Start SUPPLIED DATA

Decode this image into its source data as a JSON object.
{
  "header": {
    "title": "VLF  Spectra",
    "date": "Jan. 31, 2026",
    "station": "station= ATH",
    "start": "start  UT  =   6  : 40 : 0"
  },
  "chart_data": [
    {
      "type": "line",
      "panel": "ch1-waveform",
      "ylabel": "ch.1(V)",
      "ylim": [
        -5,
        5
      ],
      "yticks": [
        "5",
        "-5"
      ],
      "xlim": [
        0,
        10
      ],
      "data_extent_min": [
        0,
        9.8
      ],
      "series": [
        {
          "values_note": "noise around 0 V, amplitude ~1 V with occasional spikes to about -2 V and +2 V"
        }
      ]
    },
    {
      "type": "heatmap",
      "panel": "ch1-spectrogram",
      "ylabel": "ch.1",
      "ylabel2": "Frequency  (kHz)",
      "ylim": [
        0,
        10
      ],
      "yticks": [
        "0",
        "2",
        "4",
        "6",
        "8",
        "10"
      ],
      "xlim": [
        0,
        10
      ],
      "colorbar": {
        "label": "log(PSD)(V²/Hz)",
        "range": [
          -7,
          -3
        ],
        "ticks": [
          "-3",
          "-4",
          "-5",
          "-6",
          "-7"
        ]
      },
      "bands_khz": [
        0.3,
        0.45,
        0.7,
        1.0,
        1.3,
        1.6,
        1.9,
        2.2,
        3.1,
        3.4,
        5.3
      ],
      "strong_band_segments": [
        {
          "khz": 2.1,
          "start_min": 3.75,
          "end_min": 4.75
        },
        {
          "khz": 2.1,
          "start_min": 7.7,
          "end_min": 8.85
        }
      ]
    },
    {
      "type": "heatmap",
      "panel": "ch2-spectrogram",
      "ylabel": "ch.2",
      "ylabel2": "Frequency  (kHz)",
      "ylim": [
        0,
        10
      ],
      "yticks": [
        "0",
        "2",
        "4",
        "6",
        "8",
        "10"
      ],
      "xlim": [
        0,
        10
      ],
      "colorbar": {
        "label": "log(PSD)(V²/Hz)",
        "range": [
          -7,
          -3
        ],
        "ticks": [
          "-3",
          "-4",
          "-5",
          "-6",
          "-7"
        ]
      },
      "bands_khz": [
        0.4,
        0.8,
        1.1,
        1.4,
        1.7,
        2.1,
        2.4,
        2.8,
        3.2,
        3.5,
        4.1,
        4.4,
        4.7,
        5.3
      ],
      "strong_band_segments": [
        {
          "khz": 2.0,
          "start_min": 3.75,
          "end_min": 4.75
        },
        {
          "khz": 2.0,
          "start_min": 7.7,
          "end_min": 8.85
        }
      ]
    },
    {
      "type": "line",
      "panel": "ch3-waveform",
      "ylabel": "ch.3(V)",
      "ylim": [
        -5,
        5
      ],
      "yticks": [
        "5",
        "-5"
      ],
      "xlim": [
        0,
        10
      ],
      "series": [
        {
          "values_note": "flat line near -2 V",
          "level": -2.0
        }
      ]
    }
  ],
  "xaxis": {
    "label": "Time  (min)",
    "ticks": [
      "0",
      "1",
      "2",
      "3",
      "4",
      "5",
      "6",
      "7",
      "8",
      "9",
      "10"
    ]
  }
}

End SUPPLIED DATA

### WHAT YOU NEED TO DO
Exactly as shown, repeat every record.

### RESPONSE
Decode this image into its source data as a JSON object.
{
  "header": {
    "title": "VLF  Spectra",
    "date": "Jan. 31, 2026",
    "station": "station= ATH",
    "start": "start  UT  =   6  : 40 : 0"
  },
  "chart_data": [
    {
      "type": "line",
      "panel": "ch1-waveform",
      "ylabel": "ch.1(V)",
      "ylim": [
        -5,
        5
      ],
      "yticks": [
        "5",
        "-5"
      ],
      "xlim": [
        0,
        10
      ],
      "data_extent_min": [
        0,
        9.8
      ],
      "series": [
        {
          "values_note": "noise around 0 V, amplitude ~1 V with occasional spikes to about -2 V and +2 V"
        }
      ]
    },
    {
      "type": "heatmap",
      "panel": "ch1-spectrogram",
      "ylabel": "ch.1",
      "ylabel2": "Frequency  (kHz)",
      "ylim": [
        0,
        10
      ],
      "yticks": [
        "0",
        "2",
        "4",
        "6",
        "8",
        "10"
      ],
      "xlim": [
        0,
        10
      ],
      "colorbar": {
        "label": "log(PSD)(V²/Hz)",
        "range": [
          -7,
          -3
        ],
        "ticks": [
          "-3",
          "-4",
          "-5",
          "-6",
          "-7"
        ]
      },
      "bands_khz": [
        0.3,
        0.45,
        0.7,
        1.0,
        1.3,
        1.6,
        1.9,
        2.2,
        3.1,
        3.4,
        5.3
      ],
      "strong_band_segments": [
        {
          "khz": 2.1,
          "start_min": 3.75,
          "end_min": 4.75
        },
        {
          "khz": 2.1,
          "start_min": 7.7,
          "end_min": 8.85
        }
      ]
    },
    {
      "type": "heatmap",
      "panel": "ch2-spectrogram",
      "ylabel": "ch.2",
      "ylabel2": "Frequency  (kHz)",
      "ylim": [
        0,
        10
      ],
      "yticks": [
        "0",
        "2",
        "4",
        "6",
        "8",
        "10"
      ],
      "xlim": [
        0,
        10
      ],
      "colorbar": {
        "label": "log(PSD)(V²/Hz)",
        "range": [
          -7,
          -3
        ],
        "ticks": [
          "-3",
          "-4",
          "-5",
          "-6",
          "-7"
        ]
      },
      "bands_khz": [
        0.4,
        0.8,
        1.1,
        1.4,
        1.7,
        2.1,
        2.4,
        2.8,
        3.2,
        3.5,
        4.1,
        4.4,
        4.7,
        5.3
      ],
      "strong_band_segments": [
        {
          "khz": 2.0,
          "start_min": 3.75,
          "end_min": 4.75
        },
        {
          "khz": 2.0,
          "start_min": 7.7,
          "end_min": 8.85
        }
      ]
    },
    {
      "type": "line",
      "panel": "ch3-waveform",
      "ylabel": "ch.3(V)",
      "ylim": [
        -5,
        5
      ],
      "yticks": [
        "5",
        "-5"
      ],
      "xlim": [
        0,
        10
      ],
      "series": [
        {
          "values_note": "flat line near -2 V",
          "level": -2.0
        }
      ]
    }
  ],
  "xaxis": {
    "label": "Time  (min)",
    "ticks": [
      "0",
      "1",
      "2",
      "3",
      "4",
      "5",
      "6",
      "7",
      "8",
      "9",
      "10"
    ]
  }
}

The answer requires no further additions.